*RECORDS FOR THIS EXERCISE*:
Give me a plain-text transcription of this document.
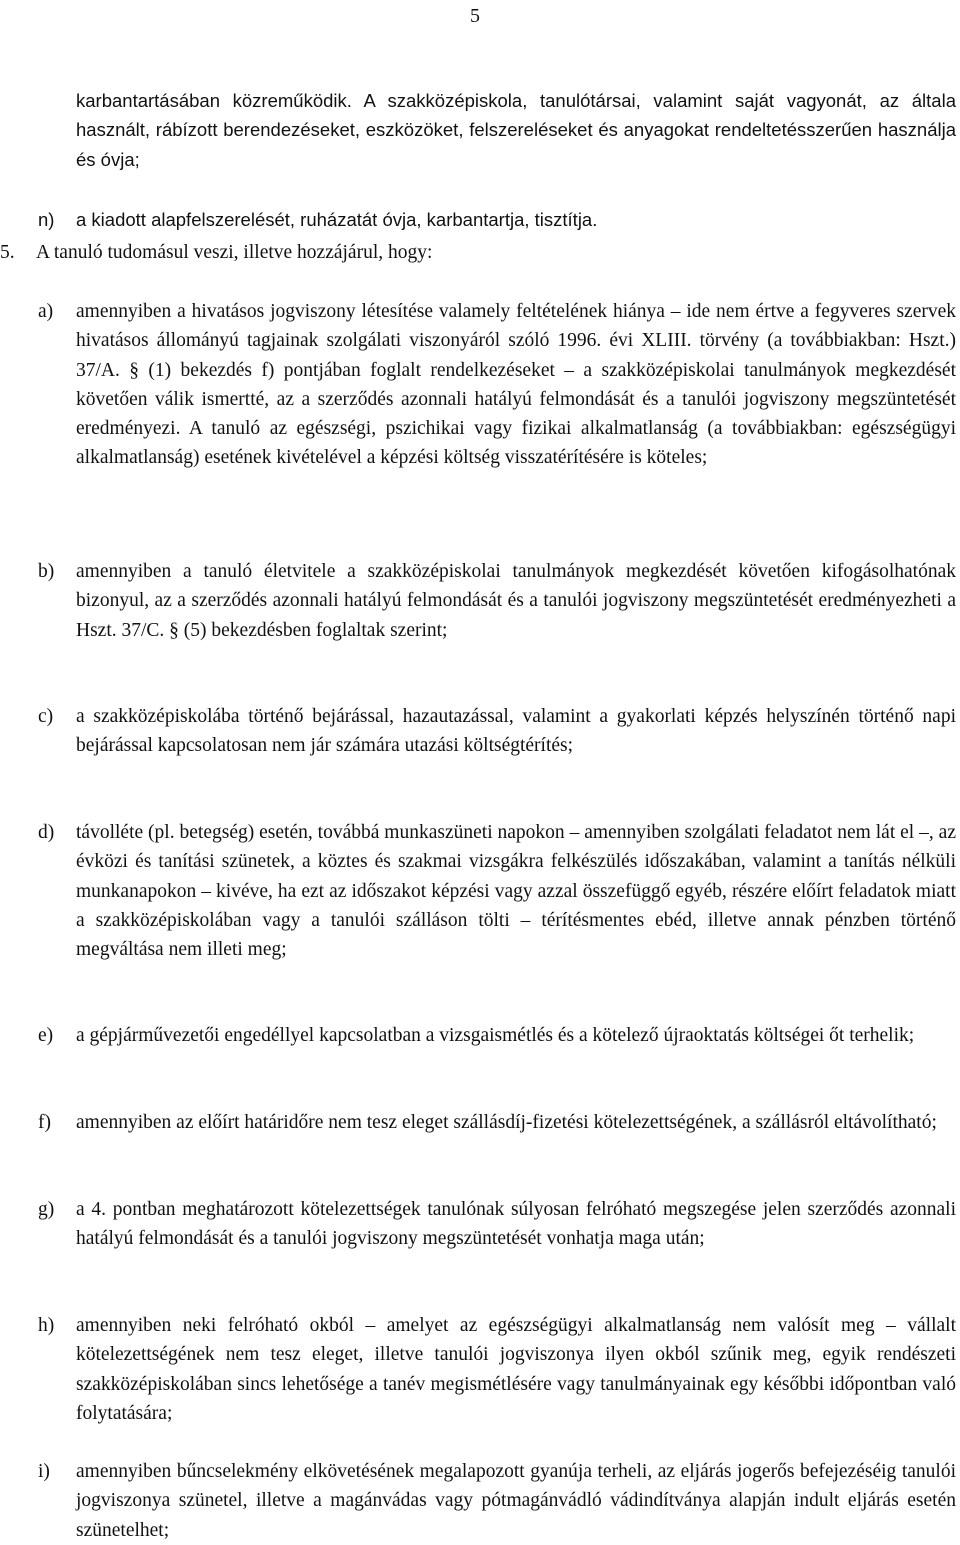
5
karbantartásában közreműködik. A szakközépiskola, tanulótársai, valamint saját vagyonát, az általa használt, rábízott berendezéseket, eszközöket, felszereléseket és anyagokat rendeltetésszerűen használja és óvja;
n)	a kiadott alapfelszerelését, ruházatát óvja, karbantartja, tisztítja.
5.	A tanuló tudomásul veszi, illetve hozzájárul, hogy:
a)	amennyiben a hivatásos jogviszony létesítése valamely feltételének hiánya – ide nem értve a fegyveres szervek hivatásos állományú tagjainak szolgálati viszonyáról szóló 1996. évi XLIII. törvény (a továbbiakban: Hszt.) 37/A. § (1) bekezdés f) pontjában foglalt rendelkezéseket – a szakközépiskolai tanulmányok megkezdését követően válik ismertté, az a szerződés azonnali hatályú felmondását és a tanulói jogviszony megszüntetését eredményezi. A tanuló az egészségi, pszichikai vagy fizikai alkalmatlanság (a továbbiakban: egészségügyi alkalmatlanság) esetének kivételével a képzési költség visszatérítésére is köteles;
b)	amennyiben a tanuló életvitele a szakközépiskolai tanulmányok megkezdését követően kifogásolhatónak bizonyul, az a szerződés azonnali hatályú felmondását és a tanulói jogviszony megszüntetését eredményezheti a Hszt. 37/C. § (5) bekezdésben foglaltak szerint;
c)	a szakközépiskolába történő bejárással, hazautazással, valamint a gyakorlati képzés helyszínén történő napi bejárással kapcsolatosan nem jár számára utazási költségtérítés;
d)	távolléte (pl. betegség) esetén, továbbá munkaszüneti napokon – amennyiben szolgálati feladatot nem lát el –, az évközi és tanítási szünetek, a köztes és szakmai vizsgákra felkészülés időszakában, valamint a tanítás nélküli munkanapokon – kivéve, ha ezt az időszakot képzési vagy azzal összefüggő egyéb, részére előírt feladatok miatt a szakközépiskolában vagy a tanulói szálláson tölti – térítésmentes ebéd, illetve annak pénzben történő megváltása nem illeti meg;
e)	a gépjárművezetői engedéllyel kapcsolatban a vizsgaismétlés és a kötelező újraoktatás költségei őt terhelik;
f)	amennyiben az előírt határidőre nem tesz eleget szállásdíj-fizetési kötelezettségének, a szállásról eltávolítható;
g)	a 4. pontban meghatározott kötelezettségek tanulónak súlyosan felróható megszegése jelen szerződés azonnali hatályú felmondását és a tanulói jogviszony megszüntetését vonhatja maga után;
h)	amennyiben neki felróható okból – amelyet az egészségügyi alkalmatlanság nem valósít meg – vállalt kötelezettségének nem tesz eleget, illetve tanulói jogviszonya ilyen okból szűnik meg, egyik rendészeti szakközépiskolában sincs lehetősége a tanév megismétlésére vagy tanulmányainak egy későbbi időpontban való folytatására;
i)	amennyiben bűncselekmény elkövetésének megalapozott gyanúja terheli, az eljárás jogerős befejezéséig tanulói jogviszonya szünetel, illetve a magánvádas vagy pótmagánvádló vádindítványa alapján indult eljárás esetén szünetelhet;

*EXERCISE BRIEF*:
Search the records for the string "szakközépiskolai" and return every line in which it occurs.

*EXERCISE SOLUTION*:
a)	amennyiben a hivatásos jogviszony létesítése valamely feltételének hiánya – ide nem értve a fegyveres szervek hivatásos állományú tagjainak szolgálati viszonyáról szóló 1996. évi XLIII. törvény (a továbbiakban: Hszt.) 37/A. § (1) bekezdés f) pontjában foglalt rendelkezéseket – a szakközépiskolai tanulmányok megkezdését követően válik ismertté, az a szerződés azonnali hatályú felmondását és a tanulói jogviszony megszüntetését eredményezi. A tanuló az egészségi, pszichikai vagy fizikai alkalmatlanság (a továbbiakban: egészségügyi alkalmatlanság) esetének kivételével a képzési költség visszatérítésére is köteles;
b)	amennyiben a tanuló életvitele a szakközépiskolai tanulmányok megkezdését követően kifogásolhatónak bizonyul, az a szerződés azonnali hatályú felmondását és a tanulói jogviszony megszüntetését eredményezheti a Hszt. 37/C. § (5) bekezdésben foglaltak szerint;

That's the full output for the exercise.